---------- Provided information ----------
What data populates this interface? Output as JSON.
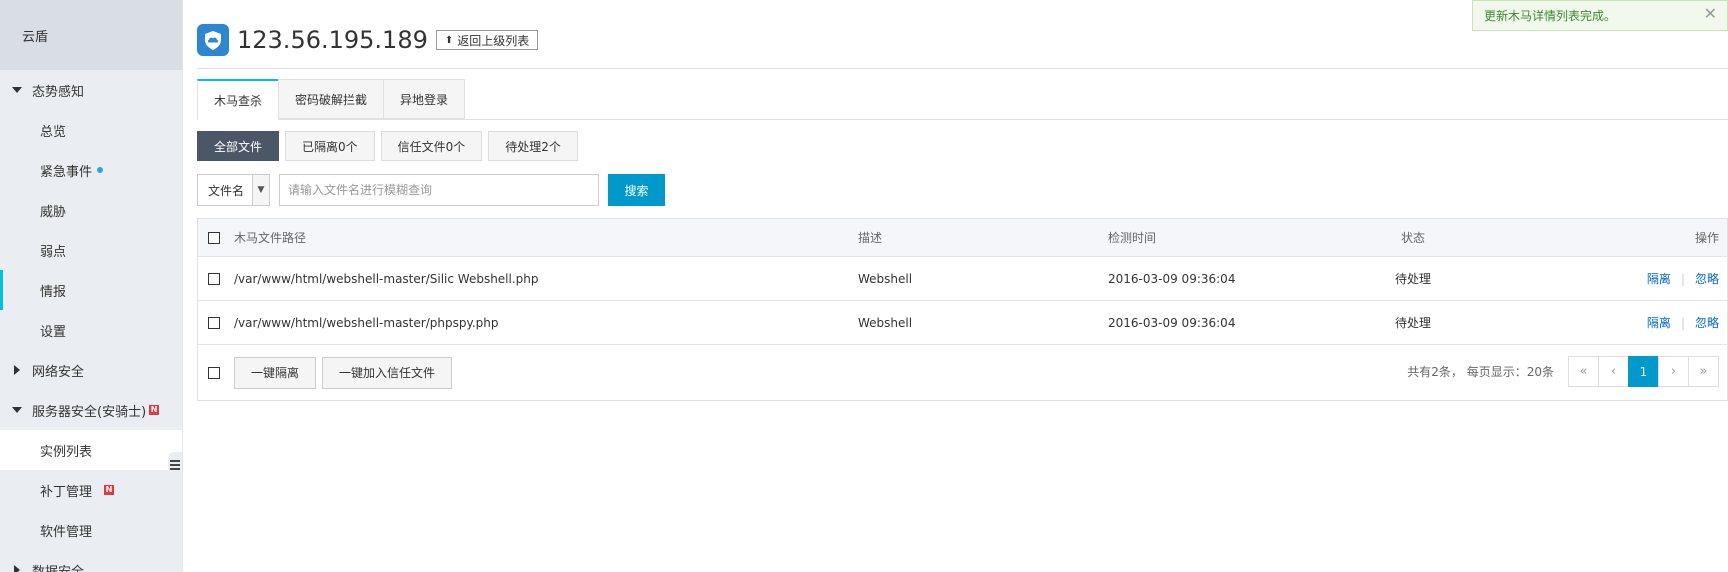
{
  "sidebar": {
    "title": "云盾",
    "groups": [
      {
        "label": "态势感知"
      },
      {
        "label": "网络安全"
      },
      {
        "label": "服务器安全(安骑士)",
        "badge": "N"
      },
      {
        "label": "数据安全"
      }
    ],
    "items": [
      {
        "label": "总览"
      },
      {
        "label": "紧急事件"
      },
      {
        "label": "威胁"
      },
      {
        "label": "弱点"
      },
      {
        "label": "情报"
      },
      {
        "label": "设置"
      },
      {
        "label": "实例列表"
      },
      {
        "label": "补丁管理",
        "badge": "N"
      },
      {
        "label": "软件管理"
      }
    ]
  },
  "header": {
    "ip": "123.56.195.189",
    "back_label": "返回上级列表"
  },
  "toast": {
    "message": "更新木马详情列表完成。",
    "close": "✕"
  },
  "tabs": [
    {
      "label": "木马查杀",
      "active": true
    },
    {
      "label": "密码破解拦截"
    },
    {
      "label": "异地登录"
    }
  ],
  "filters": [
    {
      "label": "全部文件",
      "active": true
    },
    {
      "label": "已隔离0个"
    },
    {
      "label": "信任文件0个"
    },
    {
      "label": "待处理2个"
    }
  ],
  "search": {
    "field_select": "文件名",
    "placeholder": "请输入文件名进行模糊查询",
    "button": "搜索"
  },
  "table": {
    "columns": [
      "木马文件路径",
      "描述",
      "检测时间",
      "状态",
      "操作"
    ],
    "rows": [
      {
        "path": "/var/www/html/webshell-master/Silic Webshell.php",
        "desc": "Webshell",
        "time": "2016-03-09 09:36:04",
        "status": "待处理",
        "action1": "隔离",
        "action2": "忽略"
      },
      {
        "path": "/var/www/html/webshell-master/phpspy.php",
        "desc": "Webshell",
        "time": "2016-03-09 09:36:04",
        "status": "待处理",
        "action1": "隔离",
        "action2": "忽略"
      }
    ],
    "bulk_isolate": "一键隔离",
    "bulk_trust": "一键加入信任文件",
    "pagination": {
      "info": "共有2条， 每页显示：20条",
      "first": "«",
      "prev": "‹",
      "current": "1",
      "next": "›",
      "last": "»"
    }
  },
  "colors": {
    "accent": "#0099cc",
    "tab_accent": "#00c1de",
    "shield": "#2b87d1",
    "sidebar_bg": "#eaedf1"
  }
}
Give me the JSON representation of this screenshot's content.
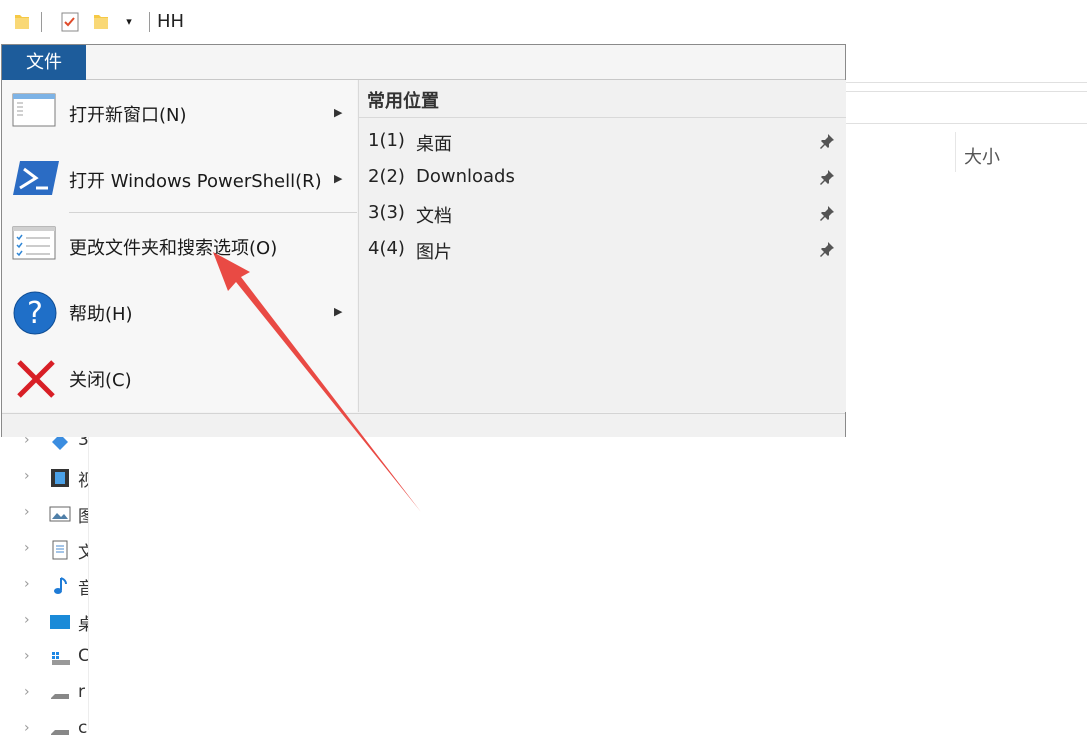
{
  "titlebar": {
    "title": "HH",
    "icons": [
      "folder-icon",
      "properties-icon",
      "new-folder-icon",
      "customize-dropdown-icon"
    ]
  },
  "background": {
    "column_size_label": "大小",
    "tree_items": [
      {
        "icon": "3d-objects-icon",
        "text": "3"
      },
      {
        "icon": "videos-icon",
        "text": "视"
      },
      {
        "icon": "pictures-icon",
        "text": "图"
      },
      {
        "icon": "documents-icon",
        "text": "文"
      },
      {
        "icon": "music-icon",
        "text": "音"
      },
      {
        "icon": "desktop-icon",
        "text": "桌"
      },
      {
        "icon": "windows-drive-icon",
        "text": "C"
      },
      {
        "icon": "drive-icon",
        "text": "r"
      },
      {
        "icon": "drive-icon",
        "text": "c"
      }
    ]
  },
  "file_menu": {
    "tab_label": "文件",
    "items": [
      {
        "label": "打开新窗口(N)",
        "icon": "new-window-icon",
        "has_submenu": true
      },
      {
        "label": "打开 Windows PowerShell(R)",
        "icon": "powershell-icon",
        "has_submenu": true
      },
      {
        "label": "更改文件夹和搜索选项(O)",
        "icon": "folder-options-icon",
        "has_submenu": false
      },
      {
        "label": "帮助(H)",
        "icon": "help-icon",
        "has_submenu": true
      },
      {
        "label": "关闭(C)",
        "icon": "close-icon",
        "has_submenu": false
      }
    ],
    "frequent_places": {
      "title": "常用位置",
      "items": [
        {
          "num": "1(1)",
          "name": "桌面"
        },
        {
          "num": "2(2)",
          "name": "Downloads"
        },
        {
          "num": "3(3)",
          "name": "文档"
        },
        {
          "num": "4(4)",
          "name": "图片"
        }
      ]
    }
  },
  "colors": {
    "file_tab": "#1d5c9b",
    "annotation_arrow": "#e8403a"
  }
}
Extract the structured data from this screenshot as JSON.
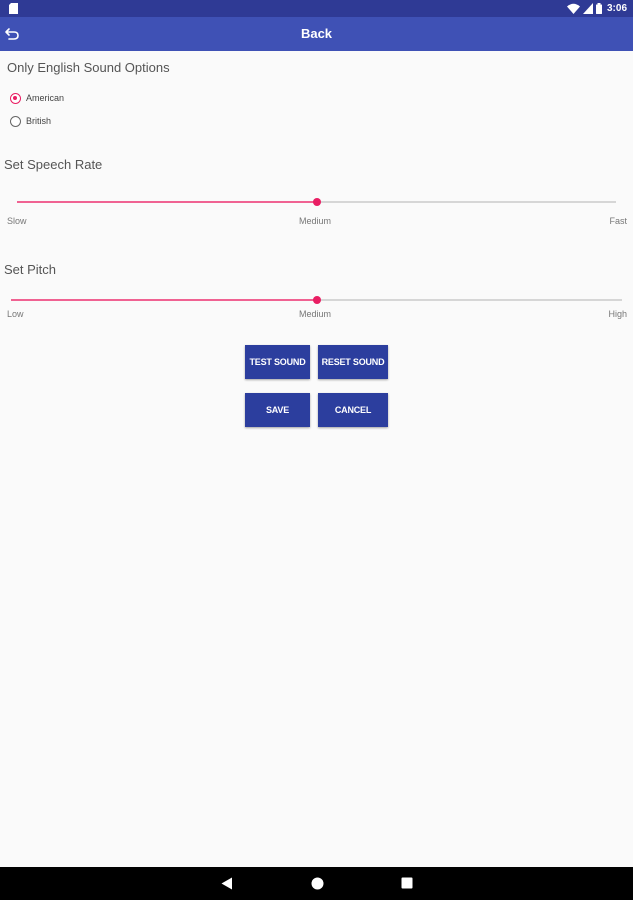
{
  "status_bar": {
    "time": "3:06"
  },
  "app_bar": {
    "title": "Back"
  },
  "sound_options": {
    "title": "Only English Sound Options",
    "options": [
      {
        "label": "American",
        "selected": true
      },
      {
        "label": "British",
        "selected": false
      }
    ]
  },
  "speech_rate": {
    "title": "Set Speech Rate",
    "value": 0.5,
    "labels": {
      "min": "Slow",
      "mid": "Medium",
      "max": "Fast"
    }
  },
  "pitch": {
    "title": "Set Pitch",
    "value": 0.5,
    "labels": {
      "min": "Low",
      "mid": "Medium",
      "max": "High"
    }
  },
  "buttons": {
    "test_sound": "TEST SOUND",
    "reset_sound": "RESET SOUND",
    "save": "SAVE",
    "cancel": "CANCEL"
  },
  "colors": {
    "status_bar": "#2f3a95",
    "app_bar": "#3f51b5",
    "accent": "#e91e63",
    "button": "#2c3e9e"
  },
  "icons": {
    "status_left": "sd-card-icon",
    "status_right": [
      "wifi-icon",
      "signal-icon",
      "battery-icon"
    ],
    "app_bar": "back-arrow-icon",
    "nav": [
      "back-triangle-icon",
      "home-circle-icon",
      "recents-square-icon"
    ]
  }
}
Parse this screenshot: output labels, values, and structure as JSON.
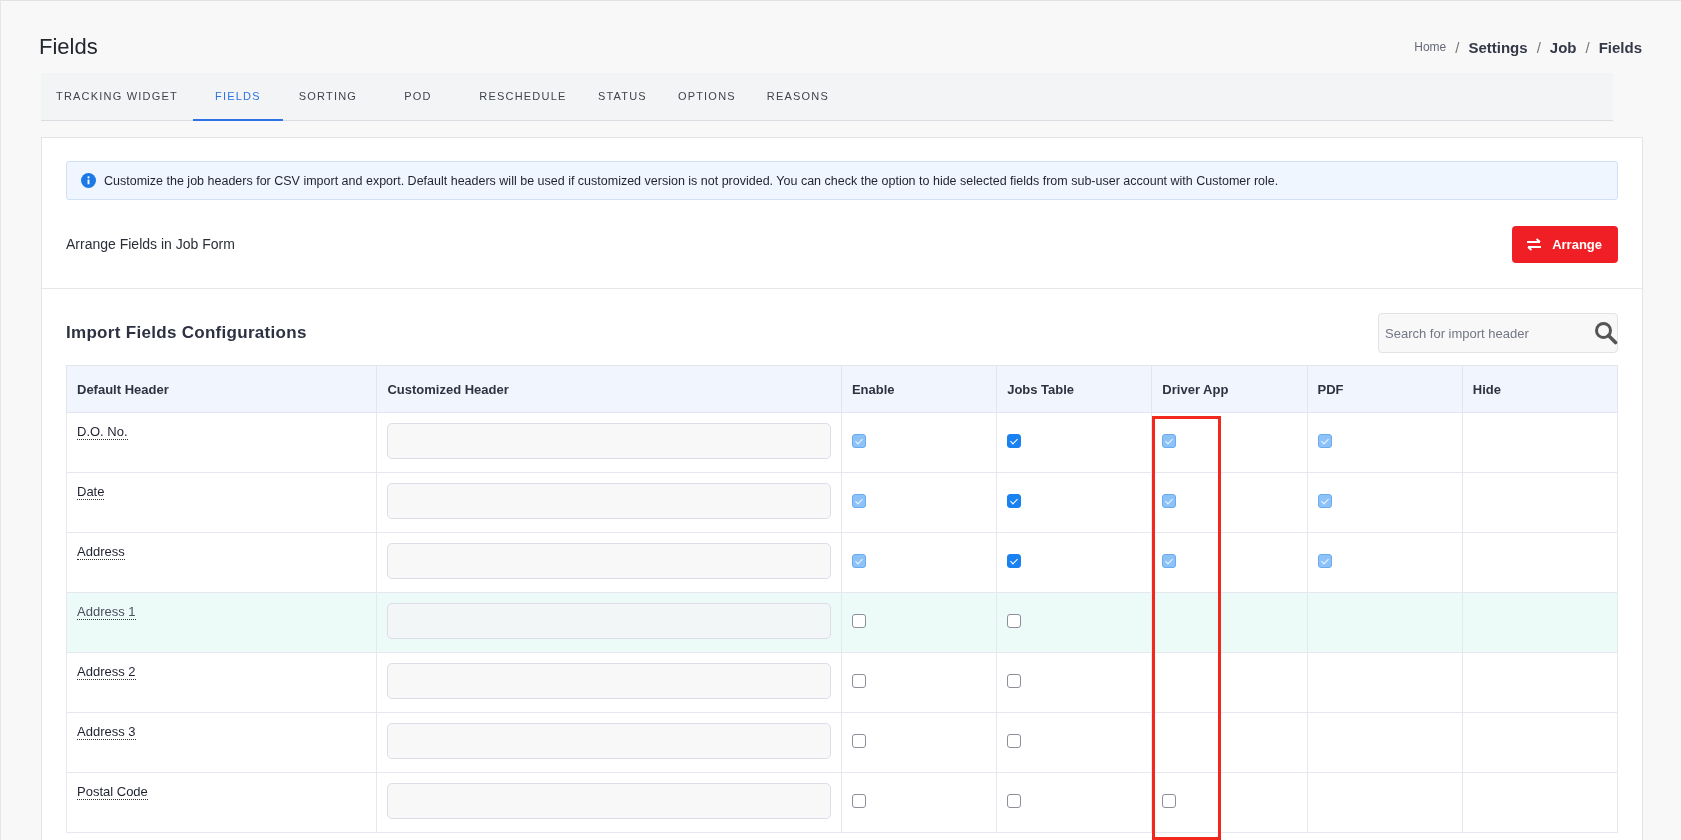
{
  "page_title": "Fields",
  "breadcrumb": [
    {
      "label": "Home",
      "current": false
    },
    {
      "label": "Settings",
      "current": true
    },
    {
      "label": "Job",
      "current": true
    },
    {
      "label": "Fields",
      "current": true
    }
  ],
  "breadcrumb_separator": "/",
  "tabs": [
    {
      "label": "TRACKING WIDGET",
      "selected": false
    },
    {
      "label": "FIELDS",
      "selected": true
    },
    {
      "label": "SORTING",
      "selected": false
    },
    {
      "label": "POD",
      "selected": false
    },
    {
      "label": "RESCHEDULE",
      "selected": false
    },
    {
      "label": "STATUS",
      "selected": false
    },
    {
      "label": "OPTIONS",
      "selected": false
    },
    {
      "label": "REASONS",
      "selected": false
    }
  ],
  "info_message": "Customize the job headers for CSV import and export. Default headers will be used if customized version is not provided. You can check the option to hide selected fields from sub-user account with Customer role.",
  "arrange": {
    "label": "Arrange Fields in Job Form",
    "button": "Arrange"
  },
  "import_section": {
    "title": "Import Fields Configurations",
    "search": {
      "placeholder": "Search for import header"
    }
  },
  "table": {
    "columns": [
      {
        "label": "Default Header",
        "highlighted": false
      },
      {
        "label": "Customized Header",
        "highlighted": false
      },
      {
        "label": "Enable",
        "highlighted": false
      },
      {
        "label": "Jobs Table",
        "highlighted": false
      },
      {
        "label": "Driver App",
        "highlighted": true
      },
      {
        "label": "PDF",
        "highlighted": false
      },
      {
        "label": "Hide",
        "highlighted": false
      }
    ],
    "rows": [
      {
        "header": "D.O. No.",
        "hovered": false,
        "enable": {
          "checked": true,
          "disabled": true
        },
        "jobs_table": {
          "checked": true,
          "disabled": false
        },
        "driver_app": {
          "checked": true,
          "disabled": true
        },
        "pdf": {
          "checked": true,
          "disabled": true
        }
      },
      {
        "header": "Date",
        "hovered": false,
        "enable": {
          "checked": true,
          "disabled": true
        },
        "jobs_table": {
          "checked": true,
          "disabled": false
        },
        "driver_app": {
          "checked": true,
          "disabled": true
        },
        "pdf": {
          "checked": true,
          "disabled": true
        }
      },
      {
        "header": "Address",
        "hovered": false,
        "enable": {
          "checked": true,
          "disabled": true
        },
        "jobs_table": {
          "checked": true,
          "disabled": false
        },
        "driver_app": {
          "checked": true,
          "disabled": true
        },
        "pdf": {
          "checked": true,
          "disabled": true
        }
      },
      {
        "header": "Address 1",
        "hovered": true,
        "enable": {
          "checked": false,
          "disabled": false
        },
        "jobs_table": {
          "checked": false,
          "disabled": false
        }
      },
      {
        "header": "Address 2",
        "hovered": false,
        "enable": {
          "checked": false,
          "disabled": false
        },
        "jobs_table": {
          "checked": false,
          "disabled": false
        }
      },
      {
        "header": "Address 3",
        "hovered": false,
        "enable": {
          "checked": false,
          "disabled": false
        },
        "jobs_table": {
          "checked": false,
          "disabled": false
        }
      },
      {
        "header": "Postal Code",
        "hovered": false,
        "enable": {
          "checked": false,
          "disabled": false
        },
        "jobs_table": {
          "checked": false,
          "disabled": false
        },
        "driver_app": {
          "checked": false,
          "disabled": false
        }
      }
    ]
  }
}
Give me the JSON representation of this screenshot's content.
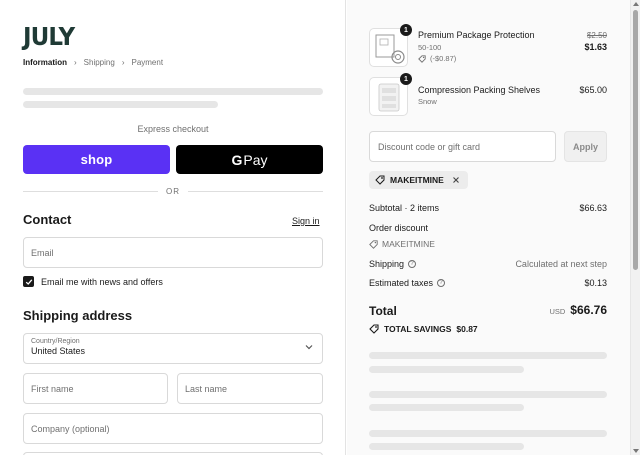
{
  "brand": {
    "logo_text": "JULY"
  },
  "breadcrumb": {
    "items": [
      "Information",
      "Shipping",
      "Payment"
    ],
    "separator": "›"
  },
  "express": {
    "label": "Express checkout",
    "shop_label": "shop",
    "gpay_g": "G",
    "gpay_label": "Pay",
    "or_label": "OR"
  },
  "contact": {
    "title": "Contact",
    "signin_label": "Sign in",
    "email_placeholder": "Email",
    "newsletter_label": "Email me with news and offers",
    "newsletter_checked": true
  },
  "shipping": {
    "title": "Shipping address",
    "country_label": "Country/Region",
    "country_value": "United States",
    "first_name_placeholder": "First name",
    "last_name_placeholder": "Last name",
    "company_placeholder": "Company (optional)"
  },
  "order": {
    "items": [
      {
        "quantity": "1",
        "title": "Premium Package Protection",
        "variant": "50-100",
        "discount": "(-$0.87)",
        "original_price": "$2.50",
        "price": "$1.63",
        "icon": "package-icon"
      },
      {
        "quantity": "1",
        "title": "Compression Packing Shelves",
        "variant": "Snow",
        "price": "$65.00",
        "icon": "shelves-icon"
      }
    ],
    "discount_placeholder": "Discount code or gift card",
    "apply_label": "Apply",
    "applied_code": "MAKEITMINE",
    "subtotal_label": "Subtotal · 2 items",
    "subtotal_value": "$66.63",
    "order_discount_label": "Order discount",
    "order_discount_code": "MAKEITMINE",
    "shipping_label": "Shipping",
    "shipping_value": "Calculated at next step",
    "taxes_label": "Estimated taxes",
    "taxes_value": "$0.13",
    "total_label": "Total",
    "currency": "USD",
    "total_value": "$66.76",
    "savings_label": "TOTAL SAVINGS",
    "savings_value": "$0.87"
  },
  "colors": {
    "shop_purple": "#5a31f4",
    "gpay_black": "#000000",
    "logo_green": "#1f3a35",
    "skeleton": "#e6e6e6"
  }
}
----------
- Task objective: From the entries above, select each line containing the string "Email".

- Worked solution:
    "email_placeholder": "Email",
    "newsletter_label": "Email me with news and offers",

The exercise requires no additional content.